● **TASK GOAL**
Copy out every line in the entries below that includes "text".

● **DATASET**
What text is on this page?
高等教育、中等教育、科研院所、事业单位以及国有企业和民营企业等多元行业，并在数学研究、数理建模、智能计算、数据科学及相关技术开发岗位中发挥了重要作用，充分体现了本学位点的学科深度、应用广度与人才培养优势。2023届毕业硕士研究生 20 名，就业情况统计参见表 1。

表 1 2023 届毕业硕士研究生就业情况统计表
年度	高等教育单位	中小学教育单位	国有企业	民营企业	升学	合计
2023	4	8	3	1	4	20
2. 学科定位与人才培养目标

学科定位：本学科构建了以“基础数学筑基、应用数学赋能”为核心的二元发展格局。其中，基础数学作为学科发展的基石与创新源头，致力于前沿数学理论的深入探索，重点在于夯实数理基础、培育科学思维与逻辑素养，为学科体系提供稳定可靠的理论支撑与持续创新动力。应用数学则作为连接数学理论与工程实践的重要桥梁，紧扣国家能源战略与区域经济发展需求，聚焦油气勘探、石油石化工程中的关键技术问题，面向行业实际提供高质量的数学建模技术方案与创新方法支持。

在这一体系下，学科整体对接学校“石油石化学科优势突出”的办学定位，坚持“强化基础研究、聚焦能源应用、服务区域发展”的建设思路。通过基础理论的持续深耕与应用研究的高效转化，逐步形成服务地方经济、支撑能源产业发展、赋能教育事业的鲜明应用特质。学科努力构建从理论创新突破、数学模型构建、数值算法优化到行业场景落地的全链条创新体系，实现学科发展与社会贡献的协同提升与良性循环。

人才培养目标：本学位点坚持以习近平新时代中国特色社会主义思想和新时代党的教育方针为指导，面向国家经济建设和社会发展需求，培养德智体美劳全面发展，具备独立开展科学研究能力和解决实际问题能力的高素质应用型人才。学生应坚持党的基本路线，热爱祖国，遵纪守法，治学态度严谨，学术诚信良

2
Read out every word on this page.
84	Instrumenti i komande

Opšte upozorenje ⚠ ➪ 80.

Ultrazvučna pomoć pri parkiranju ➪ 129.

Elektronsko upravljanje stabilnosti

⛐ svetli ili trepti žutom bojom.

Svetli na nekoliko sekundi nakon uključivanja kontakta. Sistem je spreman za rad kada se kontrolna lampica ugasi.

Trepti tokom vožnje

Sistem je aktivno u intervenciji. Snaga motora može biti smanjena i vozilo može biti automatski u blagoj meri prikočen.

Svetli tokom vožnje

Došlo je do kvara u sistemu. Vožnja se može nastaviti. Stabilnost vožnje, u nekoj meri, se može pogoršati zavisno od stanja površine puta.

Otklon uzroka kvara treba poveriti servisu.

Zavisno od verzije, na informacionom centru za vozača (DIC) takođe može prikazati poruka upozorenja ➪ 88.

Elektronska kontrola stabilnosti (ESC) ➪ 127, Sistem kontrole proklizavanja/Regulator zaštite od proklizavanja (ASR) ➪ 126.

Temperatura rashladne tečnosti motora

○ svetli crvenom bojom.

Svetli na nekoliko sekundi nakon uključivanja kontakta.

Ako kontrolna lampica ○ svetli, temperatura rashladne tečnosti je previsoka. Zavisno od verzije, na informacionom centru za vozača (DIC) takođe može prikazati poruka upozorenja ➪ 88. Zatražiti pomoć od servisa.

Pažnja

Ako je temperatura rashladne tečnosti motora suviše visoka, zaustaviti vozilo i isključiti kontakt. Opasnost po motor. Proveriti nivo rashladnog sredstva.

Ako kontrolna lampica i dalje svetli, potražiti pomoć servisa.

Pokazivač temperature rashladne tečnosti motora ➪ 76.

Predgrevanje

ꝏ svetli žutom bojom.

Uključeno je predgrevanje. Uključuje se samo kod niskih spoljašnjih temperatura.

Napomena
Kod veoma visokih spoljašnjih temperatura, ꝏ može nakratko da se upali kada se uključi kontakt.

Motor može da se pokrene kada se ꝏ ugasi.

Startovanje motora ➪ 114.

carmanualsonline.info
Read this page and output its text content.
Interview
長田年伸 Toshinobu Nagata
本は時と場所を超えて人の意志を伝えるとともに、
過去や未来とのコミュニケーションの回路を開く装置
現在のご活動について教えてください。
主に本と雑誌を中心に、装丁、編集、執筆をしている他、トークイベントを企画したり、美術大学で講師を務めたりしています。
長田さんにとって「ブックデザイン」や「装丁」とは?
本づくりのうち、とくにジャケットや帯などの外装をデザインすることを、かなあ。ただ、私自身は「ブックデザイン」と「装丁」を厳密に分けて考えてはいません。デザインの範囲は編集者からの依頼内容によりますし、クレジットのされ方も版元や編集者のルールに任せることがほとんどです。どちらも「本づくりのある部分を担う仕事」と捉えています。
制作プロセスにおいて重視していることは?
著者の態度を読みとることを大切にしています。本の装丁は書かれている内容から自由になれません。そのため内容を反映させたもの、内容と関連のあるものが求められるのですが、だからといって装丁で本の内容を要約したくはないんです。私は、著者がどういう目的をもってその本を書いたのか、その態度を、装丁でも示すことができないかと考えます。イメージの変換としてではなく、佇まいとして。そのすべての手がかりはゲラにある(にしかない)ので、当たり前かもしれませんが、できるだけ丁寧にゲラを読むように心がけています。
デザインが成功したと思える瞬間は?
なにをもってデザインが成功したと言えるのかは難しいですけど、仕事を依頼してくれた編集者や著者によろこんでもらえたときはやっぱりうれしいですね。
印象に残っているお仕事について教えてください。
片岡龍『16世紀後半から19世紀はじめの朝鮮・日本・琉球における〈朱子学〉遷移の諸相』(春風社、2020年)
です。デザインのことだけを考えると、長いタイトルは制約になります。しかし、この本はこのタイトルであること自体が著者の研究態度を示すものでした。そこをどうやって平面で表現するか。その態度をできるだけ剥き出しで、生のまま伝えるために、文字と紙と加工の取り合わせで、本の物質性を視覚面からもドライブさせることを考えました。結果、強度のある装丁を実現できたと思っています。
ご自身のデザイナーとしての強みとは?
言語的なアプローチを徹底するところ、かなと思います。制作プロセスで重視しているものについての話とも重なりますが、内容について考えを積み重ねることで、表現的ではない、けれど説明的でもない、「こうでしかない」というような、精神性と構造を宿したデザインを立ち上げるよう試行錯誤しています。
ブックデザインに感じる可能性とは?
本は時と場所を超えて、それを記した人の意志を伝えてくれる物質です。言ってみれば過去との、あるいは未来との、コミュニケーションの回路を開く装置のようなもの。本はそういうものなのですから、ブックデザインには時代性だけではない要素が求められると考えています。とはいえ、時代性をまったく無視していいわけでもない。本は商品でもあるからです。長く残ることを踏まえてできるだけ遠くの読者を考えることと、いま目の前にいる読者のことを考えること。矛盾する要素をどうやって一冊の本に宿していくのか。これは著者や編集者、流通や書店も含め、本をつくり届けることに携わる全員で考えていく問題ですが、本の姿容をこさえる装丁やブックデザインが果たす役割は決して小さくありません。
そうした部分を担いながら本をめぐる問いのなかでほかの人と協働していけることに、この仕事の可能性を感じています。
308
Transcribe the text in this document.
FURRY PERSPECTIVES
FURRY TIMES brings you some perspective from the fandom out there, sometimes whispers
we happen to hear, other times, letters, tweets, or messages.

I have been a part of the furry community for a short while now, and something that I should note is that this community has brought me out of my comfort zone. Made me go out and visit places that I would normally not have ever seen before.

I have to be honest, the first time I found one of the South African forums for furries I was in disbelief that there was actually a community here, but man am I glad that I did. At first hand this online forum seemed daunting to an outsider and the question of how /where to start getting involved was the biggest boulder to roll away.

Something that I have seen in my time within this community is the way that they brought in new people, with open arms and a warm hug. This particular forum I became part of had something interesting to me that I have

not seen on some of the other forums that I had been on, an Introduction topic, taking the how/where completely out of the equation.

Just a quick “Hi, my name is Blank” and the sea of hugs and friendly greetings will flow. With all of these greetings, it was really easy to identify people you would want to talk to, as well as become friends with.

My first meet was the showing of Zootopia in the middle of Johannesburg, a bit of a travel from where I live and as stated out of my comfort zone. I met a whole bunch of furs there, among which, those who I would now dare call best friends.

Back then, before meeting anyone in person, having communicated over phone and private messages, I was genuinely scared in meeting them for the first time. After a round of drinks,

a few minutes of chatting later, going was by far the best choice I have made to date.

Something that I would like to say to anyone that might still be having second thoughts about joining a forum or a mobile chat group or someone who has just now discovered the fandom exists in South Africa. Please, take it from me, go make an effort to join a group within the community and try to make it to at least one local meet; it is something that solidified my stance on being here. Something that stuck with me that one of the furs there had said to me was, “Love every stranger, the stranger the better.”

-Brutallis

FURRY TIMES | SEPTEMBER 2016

● **EXERCISE OUTPUT**
What text is on this page?
Read this page and output its text content.
Transcribe the text in this document.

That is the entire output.